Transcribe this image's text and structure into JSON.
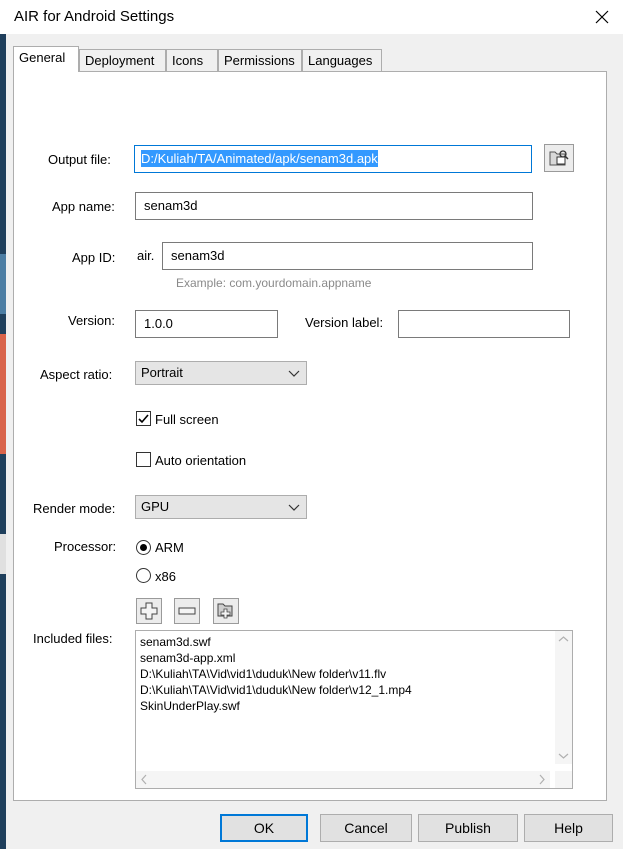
{
  "window": {
    "title": "AIR for Android Settings",
    "close_glyph": "✕"
  },
  "tabs": [
    "General",
    "Deployment",
    "Icons",
    "Permissions",
    "Languages"
  ],
  "output_file": {
    "label": "Output file:",
    "value": "D:/Kuliah/TA/Animated/apk/senam3d.apk",
    "browse_icon": "folder-browse-icon"
  },
  "app_name": {
    "label": "App name:",
    "value": "senam3d"
  },
  "app_id": {
    "label": "App ID:",
    "prefix": "air.",
    "value": "senam3d",
    "hint": "Example: com.yourdomain.appname"
  },
  "version": {
    "label": "Version:",
    "value": "1.0.0",
    "label_field_label": "Version label:",
    "label_value": ""
  },
  "aspect_ratio": {
    "label": "Aspect ratio:",
    "selected": "Portrait"
  },
  "full_screen": {
    "label": "Full screen",
    "checked": true
  },
  "auto_orientation": {
    "label": "Auto orientation",
    "checked": false
  },
  "render_mode": {
    "label": "Render mode:",
    "selected": "GPU"
  },
  "processor": {
    "label": "Processor:",
    "options": [
      "ARM",
      "x86"
    ],
    "selected": "ARM"
  },
  "file_buttons": [
    "add-file-icon",
    "remove-file-icon",
    "add-folder-icon"
  ],
  "included_files": {
    "label": "Included files:",
    "items": [
      "senam3d.swf",
      "senam3d-app.xml",
      "D:\\Kuliah\\TA\\Vid\\vid1\\duduk\\New folder\\v11.flv",
      "D:\\Kuliah\\TA\\Vid\\vid1\\duduk\\New folder\\v12_1.mp4",
      "SkinUnderPlay.swf"
    ]
  },
  "buttons": {
    "ok": "OK",
    "cancel": "Cancel",
    "publish": "Publish",
    "help": "Help"
  }
}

**To do:**
Write out each entry exactly as given, omitting any picture.

**Response to the exercise:**
Transcribe this image's text and structure into JSON.
{
  "window": {
    "title": "AIR for Android Settings",
    "close_glyph": "✕"
  },
  "tabs": [
    "General",
    "Deployment",
    "Icons",
    "Permissions",
    "Languages"
  ],
  "output_file": {
    "label": "Output file:",
    "value": "D:/Kuliah/TA/Animated/apk/senam3d.apk",
    "browse_icon": "folder-browse-icon"
  },
  "app_name": {
    "label": "App name:",
    "value": "senam3d"
  },
  "app_id": {
    "label": "App ID:",
    "prefix": "air.",
    "value": "senam3d",
    "hint": "Example: com.yourdomain.appname"
  },
  "version": {
    "label": "Version:",
    "value": "1.0.0",
    "label_field_label": "Version label:",
    "label_value": ""
  },
  "aspect_ratio": {
    "label": "Aspect ratio:",
    "selected": "Portrait"
  },
  "full_screen": {
    "label": "Full screen",
    "checked": true
  },
  "auto_orientation": {
    "label": "Auto orientation",
    "checked": false
  },
  "render_mode": {
    "label": "Render mode:",
    "selected": "GPU"
  },
  "processor": {
    "label": "Processor:",
    "options": [
      "ARM",
      "x86"
    ],
    "selected": "ARM"
  },
  "file_buttons": [
    "add-file-icon",
    "remove-file-icon",
    "add-folder-icon"
  ],
  "included_files": {
    "label": "Included files:",
    "items": [
      "senam3d.swf",
      "senam3d-app.xml",
      "D:\\Kuliah\\TA\\Vid\\vid1\\duduk\\New folder\\v11.flv",
      "D:\\Kuliah\\TA\\Vid\\vid1\\duduk\\New folder\\v12_1.mp4",
      "SkinUnderPlay.swf"
    ]
  },
  "buttons": {
    "ok": "OK",
    "cancel": "Cancel",
    "publish": "Publish",
    "help": "Help"
  }
}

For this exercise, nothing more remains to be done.